▶ [Layout element entries]
-------------------------
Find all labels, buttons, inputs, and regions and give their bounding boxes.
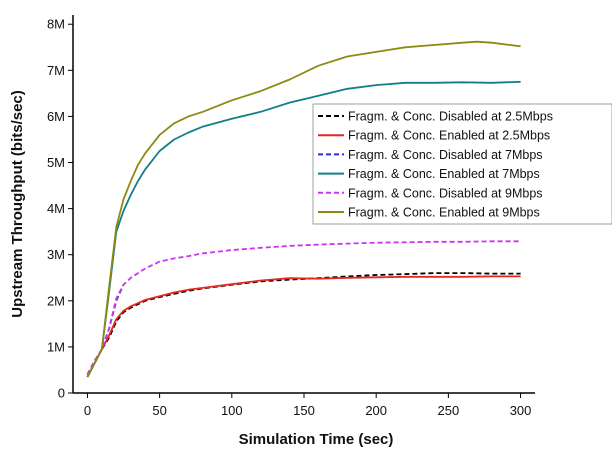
legend-label: Fragm. & Conc. Disabled at 9Mbps: [348, 186, 543, 200]
y-tick-label: 8M: [47, 17, 65, 32]
legend: Fragm. & Conc. Disabled at 2.5Mbps Fragm.…: [312, 103, 612, 225]
x-axis-label: Simulation Time (sec): [239, 431, 394, 448]
legend-label: Fragm. & Conc. Enabled at 7Mbps: [348, 167, 540, 181]
y-tick-label: 4M: [47, 201, 65, 216]
x-tick-label: 300: [510, 403, 532, 418]
x-tick-label: 50: [152, 403, 166, 418]
series-line: [86, 40, 521, 378]
legend-label: Fragm. & Conc. Enabled at 9Mbps: [348, 206, 540, 220]
x-tick-label: 250: [438, 403, 460, 418]
x-tick-label: 150: [293, 403, 315, 418]
x-tick-label: 200: [365, 403, 387, 418]
y-tick-label: 6M: [47, 109, 65, 124]
legend-label: Fragm. & Conc. Disabled at 2.5Mbps: [348, 110, 553, 124]
y-axis-label: Upstream Throughput (bits/sec): [9, 90, 26, 318]
y-tick-label: 1M: [47, 339, 65, 354]
y-tick-label: 7M: [47, 63, 65, 78]
y-tick-label: 0: [58, 386, 65, 401]
series-lines: [86, 40, 521, 378]
y-tick-label: 3M: [47, 247, 65, 262]
tick-marks: 0 50 100 150 200 250 300 0 1M 2M 3M 4M 5M 6M 7M 8M: [47, 17, 531, 418]
series-line: [86, 272, 521, 378]
x-tick-label: 0: [84, 403, 91, 418]
legend-label: Fragm. & Conc. Enabled at 2.5Mbps: [348, 129, 550, 143]
legend-box: [312, 103, 612, 225]
series-line: [86, 240, 521, 376]
legend-label: Fragm. & Conc. Disabled at 7Mbps: [348, 148, 543, 162]
x-tick-label: 100: [221, 403, 243, 418]
y-tick-label: 2M: [47, 293, 65, 308]
y-tick-label: 5M: [47, 155, 65, 170]
series-line: [86, 284, 125, 376]
series-line: [86, 275, 521, 378]
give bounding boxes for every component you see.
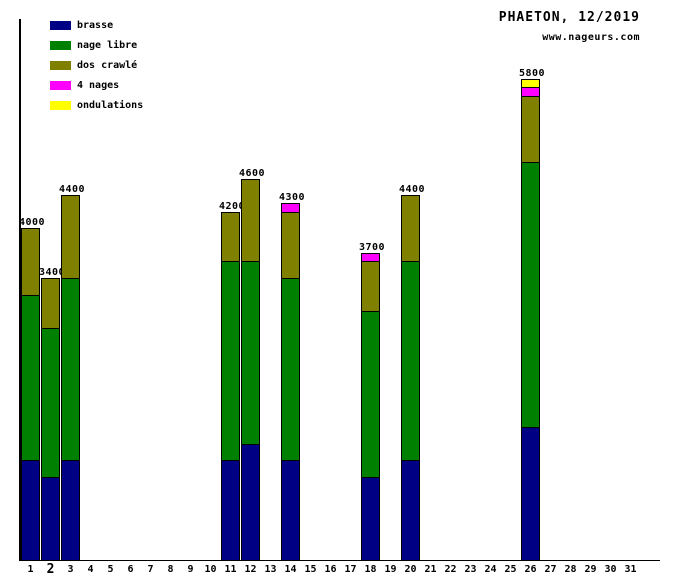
legend-label: nage libre [77, 39, 138, 51]
bar-segment-nage-libre [241, 261, 260, 444]
legend-item: ondulations [50, 95, 143, 115]
bar-segment-dos-crawle [361, 261, 380, 312]
x-axis-line [19, 560, 660, 561]
y-axis-line [19, 19, 21, 560]
bar-total-label: 4000 [19, 217, 46, 229]
x-tick-label: 23 [464, 564, 477, 575]
x-tick-label: 20 [404, 564, 417, 575]
bar-total-label: 5800 [519, 68, 546, 79]
x-tick-label: 22 [444, 564, 457, 575]
x-tick-label: 25 [504, 564, 517, 575]
bar-segment-nage-libre [521, 161, 540, 428]
bar-segment-nage-libre [41, 327, 60, 478]
x-tick-label: 15 [304, 564, 317, 575]
x-tick-label: 30 [604, 564, 617, 575]
legend-label: 4 nages [77, 79, 120, 91]
x-tick-label: 8 [167, 564, 174, 575]
bar-segment-nage-libre [221, 261, 240, 461]
x-tick-label: 14 [284, 564, 297, 575]
bar-segment-brasse [521, 427, 540, 560]
legend-swatch-quatre-nages [50, 80, 71, 90]
legend-item: brasse [50, 15, 143, 35]
x-tick-label: 9 [187, 564, 194, 575]
x-tick-label: 18 [364, 564, 377, 575]
bar-segment-brasse [221, 460, 240, 560]
bar-segment-nage-libre [61, 278, 80, 461]
x-tick-label: 27 [544, 564, 557, 575]
bar-segment-ondulations [521, 79, 540, 88]
bar-segment-brasse [401, 460, 420, 560]
legend-item: dos crawlé [50, 55, 143, 75]
bar-total-label: 3700 [359, 242, 386, 254]
bar-total-label: 4400 [399, 184, 426, 196]
legend: brasse nage libre dos crawlé 4 nages ondulat… [50, 15, 143, 115]
bar-segment-dos-crawle [281, 211, 300, 279]
bar-segment-dos-crawle [241, 178, 260, 262]
legend-label: dos crawlé [77, 59, 138, 71]
x-tick-label: 7 [147, 564, 154, 575]
bar-total-label: 4200 [219, 200, 246, 212]
legend-item: nage libre [50, 35, 143, 55]
x-tick-label: 31 [624, 564, 637, 575]
bar-segment-quatre-nages [281, 203, 300, 212]
bar-total-label: 4400 [59, 184, 86, 196]
x-tick-label: 24 [484, 564, 497, 575]
legend-swatch-nage-libre [50, 40, 71, 50]
bar-segment-brasse [21, 460, 40, 560]
bar-segment-dos-crawle [401, 195, 420, 262]
bar-total-label: 4600 [239, 167, 266, 179]
bar-segment-dos-crawle [61, 195, 80, 279]
x-tick-label: 12 [244, 564, 257, 575]
x-tick-label: 10 [204, 564, 217, 575]
website-label: www.nageurs.com [542, 32, 640, 43]
x-tick-label: 17 [344, 564, 357, 575]
bar-segment-quatre-nages [521, 87, 540, 96]
title-block: PHAETON, 12/2019 www.nageurs.com [499, 10, 640, 43]
bar-segment-brasse [241, 443, 260, 560]
bar-segment-nage-libre [21, 294, 40, 461]
bar-segment-nage-libre [361, 311, 380, 478]
bar-segment-quatre-nages [361, 253, 380, 262]
bar-segment-brasse [361, 477, 380, 560]
bar-total-label: 3400 [39, 267, 66, 279]
legend-swatch-brasse [50, 20, 71, 30]
x-tick-label: 1 [27, 564, 34, 575]
bar-segment-dos-crawle [521, 95, 540, 162]
x-tick-label: 6 [127, 564, 134, 575]
x-tick-label: 2 [46, 562, 55, 577]
x-tick-label: 5 [107, 564, 114, 575]
bar-segment-dos-crawle [21, 228, 40, 295]
x-tick-label: 28 [564, 564, 577, 575]
legend-label: ondulations [77, 99, 144, 111]
bar-total-label: 4300 [279, 192, 306, 204]
legend-label: brasse [77, 19, 114, 31]
chart-title: PHAETON, 12/2019 [498, 10, 640, 25]
bar-segment-nage-libre [281, 278, 300, 461]
x-tick-label: 29 [584, 564, 597, 575]
bar-segment-dos-crawle [221, 211, 240, 262]
legend-swatch-ondulations [50, 100, 71, 110]
x-tick-label: 4 [87, 564, 94, 575]
bar-segment-nage-libre [401, 261, 420, 461]
x-tick-label: 21 [424, 564, 437, 575]
x-tick-label: 19 [384, 564, 397, 575]
bar-segment-brasse [281, 460, 300, 560]
x-tick-label: 16 [324, 564, 337, 575]
bar-segment-brasse [41, 477, 60, 560]
x-tick-label: 11 [224, 564, 237, 575]
bar-segment-brasse [61, 460, 80, 560]
legend-swatch-dos-crawle [50, 60, 71, 70]
bar-segment-dos-crawle [41, 278, 60, 328]
x-tick-label: 13 [264, 564, 277, 575]
legend-item: 4 nages [50, 75, 143, 95]
x-tick-label: 26 [524, 564, 537, 575]
x-tick-label: 3 [67, 564, 74, 575]
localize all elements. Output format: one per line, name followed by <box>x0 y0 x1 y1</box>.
-------------------------
▶ [Set exercise] Can you recast the rows from the line containing "legend-label: nage libre [77, 39, 138, 51]" up to and including the line containing "bar-segment-brasse [401, 460, 420, 560]" as a JSON list of strings, one string per line and no blank lines?

▶ [Solution for this problem]
[
  "legend-label: nage libre [77, 39, 138, 51]",
  "bar-segment-nage-libre [241, 261, 260, 444]",
  "legend-item: ondulations [50, 95, 143, 115]",
  "bar-segment-dos-crawle [361, 261, 380, 312]",
  "x-axis-line [19, 560, 660, 561]",
  "y-axis-line [19, 19, 21, 560]",
  "bar-total-label: 4000 [19, 217, 46, 229]",
  "x-tick-label: 23 [464, 564, 477, 575]",
  "x-tick-label: 20 [404, 564, 417, 575]",
  "bar-total-label: 5800 [519, 68, 546, 79]",
  "x-tick-label: 22 [444, 564, 457, 575]",
  "x-tick-label: 25 [504, 564, 517, 575]",
  "bar-segment-nage-libre [521, 161, 540, 428]",
  "bar-segment-nage-libre [41, 327, 60, 478]",
  "x-tick-label: 15 [304, 564, 317, 575]",
  "x-tick-label: 30 [604, 564, 617, 575]",
  "legend-label: 4 nages [77, 79, 120, 91]",
  "x-tick-label: 8 [167, 564, 174, 575]",
  "bar-segment-nage-libre [221, 261, 240, 461]",
  "x-tick-label: 14 [284, 564, 297, 575]",
  "bar-segment-brasse [521, 427, 540, 560]",
  "legend-swatch-quatre-nages [50, 80, 71, 90]",
  "legend-item: brasse [50, 15, 143, 35]",
  "x-tick-label: 9 [187, 564, 194, 575]",
  "x-tick-label: 18 [364, 564, 377, 575]",
  "bar-segment-brasse [221, 460, 240, 560]",
  "bar-segment-nage-libre [61, 278, 80, 461]",
  "x-tick-label: 27 [544, 564, 557, 575]",
  "bar-segment-ondulations [521, 79, 540, 88]",
  "bar-segment-brasse [401, 460, 420, 560]"
]